→ STORED DATA:
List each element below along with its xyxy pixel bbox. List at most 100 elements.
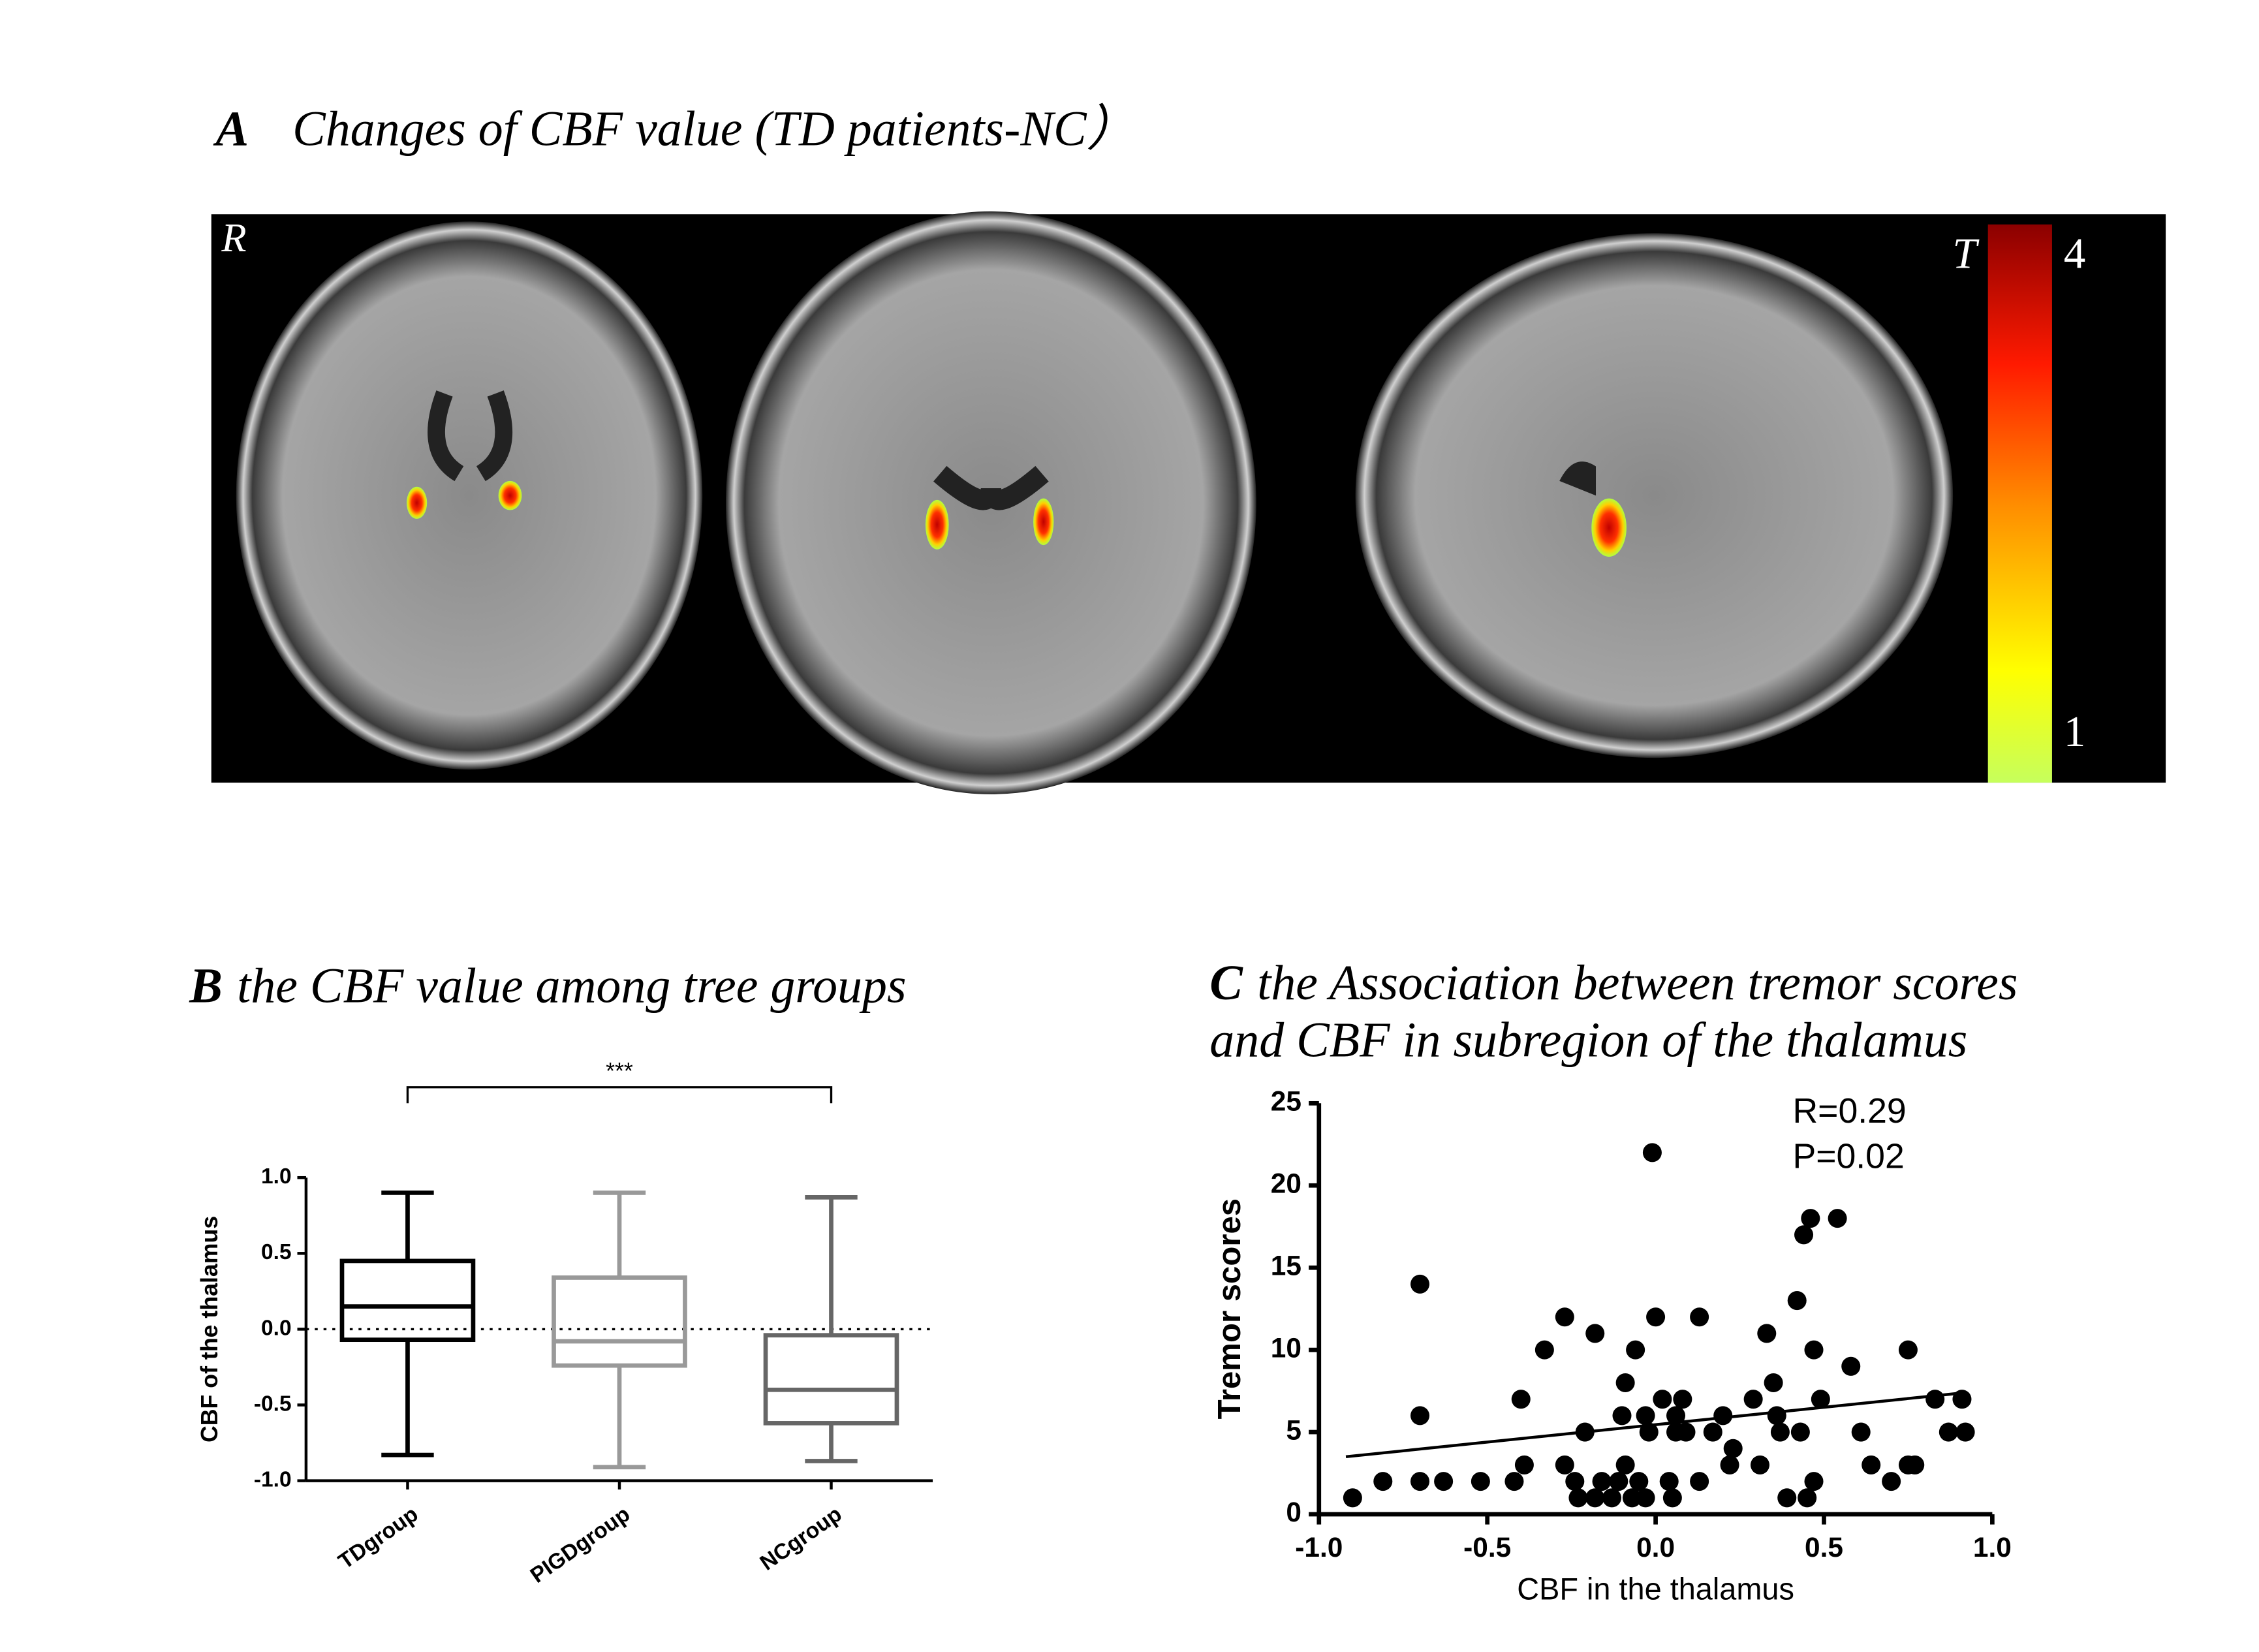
y-tick-label: 20: [1271, 1168, 1301, 1198]
point: [1777, 1488, 1797, 1508]
point: [1511, 1390, 1531, 1409]
activation-blob: [1591, 498, 1627, 557]
point: [1757, 1324, 1777, 1343]
x-tick-label: -1.0: [1295, 1532, 1343, 1563]
point: [1555, 1307, 1574, 1327]
point: [1659, 1472, 1679, 1491]
point: [1653, 1390, 1672, 1409]
point: [1770, 1422, 1790, 1442]
point: [1615, 1373, 1635, 1393]
point: [1862, 1455, 1881, 1474]
point: [1636, 1488, 1655, 1508]
y-tick-label: 10: [1271, 1332, 1301, 1363]
point: [1410, 1274, 1430, 1294]
x-tick-label: TDgroup: [334, 1502, 422, 1574]
x-tick-label: PIGDgroup: [526, 1502, 634, 1588]
title-text: Changes of CBF value (TD patients-NC）: [292, 102, 1136, 157]
box-plot: 1.0 0.5 0.0 -0.5 -1.0 TDgroup PIGDgroup NCgroup…: [254, 1058, 933, 1588]
point: [1592, 1472, 1612, 1491]
box: [552, 1275, 687, 1368]
y-tick-label: -0.5: [254, 1392, 292, 1416]
point: [1615, 1455, 1635, 1474]
point: [1676, 1422, 1696, 1442]
point: [1828, 1209, 1847, 1228]
point: [1750, 1455, 1769, 1474]
colorbar-ticks: 14: [2064, 230, 2085, 756]
colorbar-tick-label: 4: [2064, 230, 2085, 278]
point: [1787, 1291, 1807, 1311]
point: [1666, 1406, 1686, 1426]
point: [1636, 1406, 1655, 1426]
point: [1410, 1472, 1430, 1491]
point: [1898, 1340, 1918, 1360]
scatter-plot: 0 5 10 15 20 25 -1.0 -0.5 0.0 0.5 1.0: [1271, 1086, 2012, 1563]
colorbar-label: T: [1952, 230, 1980, 278]
point: [1662, 1488, 1682, 1508]
point: [1790, 1422, 1810, 1442]
point: [1882, 1472, 1901, 1491]
box: [763, 1333, 899, 1426]
colorbar-tick-label: 1: [2064, 708, 2085, 756]
point: [1622, 1488, 1642, 1508]
point: [1568, 1488, 1588, 1508]
activation-blob: [1033, 498, 1054, 546]
point: [1646, 1307, 1666, 1327]
point: [1514, 1455, 1534, 1474]
point: [1434, 1472, 1454, 1491]
point: [1555, 1455, 1574, 1474]
point: [1410, 1406, 1430, 1426]
y-axis-label: CBF of the thalamus: [196, 1216, 223, 1442]
point: [1690, 1307, 1709, 1327]
point: [1804, 1472, 1824, 1491]
x-axis-label: CBF in the thalamus: [1517, 1572, 1794, 1606]
point: [1925, 1390, 1945, 1409]
point: [1851, 1422, 1871, 1442]
panel-label: A: [213, 102, 249, 157]
title-text: the CBF value among tree groups: [237, 959, 906, 1014]
y-tick-label: 0.0: [261, 1316, 292, 1340]
point: [1471, 1472, 1490, 1491]
point: [1798, 1488, 1817, 1508]
point: [1955, 1422, 1975, 1442]
annotation: P=0.02: [1792, 1136, 1904, 1176]
title-text: the Association between tremor scores: [1257, 956, 2018, 1010]
significance-label: ***: [606, 1058, 633, 1084]
point: [1673, 1390, 1692, 1409]
point: [1565, 1472, 1585, 1491]
point: [1939, 1422, 1958, 1442]
y-tick-label: 15: [1271, 1250, 1301, 1281]
point: [1343, 1488, 1362, 1508]
x-tick-label: 1.0: [1973, 1532, 2012, 1563]
point: [1535, 1340, 1554, 1360]
y-axis-label: Tremor scores: [1212, 1198, 1247, 1419]
ventricles: [428, 390, 513, 482]
point: [1629, 1472, 1649, 1491]
orientation-label: R: [221, 215, 246, 260]
point: [1639, 1422, 1659, 1442]
point: [1743, 1390, 1763, 1409]
point: [1585, 1324, 1605, 1343]
point: [1602, 1488, 1622, 1508]
point: [1841, 1356, 1861, 1376]
point: [1767, 1406, 1786, 1426]
ventricle: [1559, 461, 1597, 496]
point: [1703, 1422, 1722, 1442]
point: [1373, 1472, 1393, 1491]
box: [339, 1258, 476, 1343]
colorbar: [1987, 224, 2052, 783]
panel-title: A Changes of CBF value (TD patients-NC）: [213, 102, 1136, 157]
point: [1609, 1472, 1628, 1491]
panel-label: B: [189, 959, 223, 1014]
activation-blob: [498, 480, 522, 510]
significance-bracket: [406, 1086, 833, 1104]
y-tick-label: -1.0: [254, 1467, 292, 1491]
activation-blob: [406, 486, 428, 519]
axial-slice: [236, 221, 703, 770]
point: [1612, 1406, 1632, 1426]
point: [1585, 1488, 1605, 1508]
point: [1952, 1390, 1972, 1409]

→ YOUR GOAL: Restate the material word for word, minus pictures.

→ SOLUTION TO THIS EXERCISE:
List each element below along with its xyxy pixel bbox. List at most 100 elements.
y-tick-label: 20: [1271, 1168, 1301, 1198]
point: [1777, 1488, 1797, 1508]
point: [1511, 1390, 1531, 1409]
activation-blob: [1591, 498, 1627, 557]
point: [1757, 1324, 1777, 1343]
x-tick-label: -1.0: [1295, 1532, 1343, 1563]
point: [1555, 1307, 1574, 1327]
point: [1659, 1472, 1679, 1491]
point: [1653, 1390, 1672, 1409]
point: [1770, 1422, 1790, 1442]
point: [1615, 1373, 1635, 1393]
point: [1862, 1455, 1881, 1474]
point: [1636, 1488, 1655, 1508]
y-tick-label: 10: [1271, 1332, 1301, 1363]
point: [1410, 1274, 1430, 1294]
x-tick-label: TDgroup: [334, 1502, 422, 1574]
x-tick-label: PIGDgroup: [526, 1502, 634, 1588]
title-text: Changes of CBF value (TD patients-NC）: [292, 102, 1136, 157]
box-plot: 1.0 0.5 0.0 -0.5 -1.0 TDgroup PIGDgroup NCgroup…: [254, 1058, 933, 1588]
point: [1592, 1472, 1612, 1491]
box: [552, 1275, 687, 1368]
y-tick-label: -0.5: [254, 1392, 292, 1416]
point: [1615, 1455, 1635, 1474]
point: [1676, 1422, 1696, 1442]
point: [1828, 1209, 1847, 1228]
point: [1750, 1455, 1769, 1474]
colorbar-ticks: 14: [2064, 230, 2085, 756]
colorbar-tick-label: 4: [2064, 230, 2085, 278]
point: [1787, 1291, 1807, 1311]
point: [1666, 1406, 1686, 1426]
point: [1636, 1406, 1655, 1426]
point: [1410, 1472, 1430, 1491]
point: [1898, 1340, 1918, 1360]
scatter-plot: 0 5 10 15 20 25 -1.0 -0.5 0.0 0.5 1.0: [1271, 1086, 2012, 1563]
colorbar-label: T: [1952, 230, 1980, 278]
point: [1662, 1488, 1682, 1508]
point: [1790, 1422, 1810, 1442]
point: [1882, 1472, 1901, 1491]
box: [763, 1333, 899, 1426]
colorbar-tick-label: 1: [2064, 708, 2085, 756]
point: [1622, 1488, 1642, 1508]
point: [1568, 1488, 1588, 1508]
activation-blob: [1033, 498, 1054, 546]
point: [1646, 1307, 1666, 1327]
point: [1514, 1455, 1534, 1474]
point: [1434, 1472, 1454, 1491]
point: [1555, 1455, 1574, 1474]
point: [1410, 1406, 1430, 1426]
y-axis-label: CBF of the thalamus: [196, 1216, 223, 1442]
point: [1690, 1307, 1709, 1327]
point: [1804, 1472, 1824, 1491]
x-axis-label: CBF in the thalamus: [1517, 1572, 1794, 1606]
point: [1925, 1390, 1945, 1409]
point: [1851, 1422, 1871, 1442]
panel-label: A: [213, 102, 249, 157]
title-text: the CBF value among tree groups: [237, 959, 906, 1014]
y-tick-label: 0.0: [261, 1316, 292, 1340]
point: [1471, 1472, 1490, 1491]
point: [1798, 1488, 1817, 1508]
point: [1955, 1422, 1975, 1442]
annotation: P=0.02: [1792, 1136, 1904, 1176]
title-text: the Association between tremor scores: [1257, 956, 2018, 1010]
significance-label: ***: [606, 1058, 633, 1084]
point: [1673, 1390, 1692, 1409]
point: [1565, 1472, 1585, 1491]
point: [1939, 1422, 1958, 1442]
y-tick-label: 15: [1271, 1250, 1301, 1281]
point: [1343, 1488, 1362, 1508]
x-tick-label: 1.0: [1973, 1532, 2012, 1563]
point: [1535, 1340, 1554, 1360]
y-axis-label: Tremor scores: [1212, 1198, 1247, 1419]
ventricles: [428, 390, 513, 482]
point: [1629, 1472, 1649, 1491]
orientation-label: R: [221, 215, 246, 260]
point: [1639, 1422, 1659, 1442]
point: [1743, 1390, 1763, 1409]
point: [1585, 1324, 1605, 1343]
point: [1602, 1488, 1622, 1508]
point: [1841, 1356, 1861, 1376]
point: [1767, 1406, 1786, 1426]
ventricle: [1559, 461, 1597, 496]
point: [1703, 1422, 1722, 1442]
point: [1373, 1472, 1393, 1491]
box: [339, 1258, 476, 1343]
colorbar: [1987, 224, 2052, 783]
panel-title: A Changes of CBF value (TD patients-NC）: [213, 102, 1136, 157]
point: [1609, 1472, 1628, 1491]
panel-label: B: [189, 959, 223, 1014]
activation-blob: [498, 480, 522, 510]
significance-bracket: [406, 1086, 833, 1104]
y-tick-label: -1.0: [254, 1467, 292, 1491]
activation-blob: [406, 486, 428, 519]
axial-slice: [236, 221, 703, 770]
point: [1612, 1406, 1632, 1426]
point: [1585, 1488, 1605, 1508]
point: [1952, 1390, 1972, 1409]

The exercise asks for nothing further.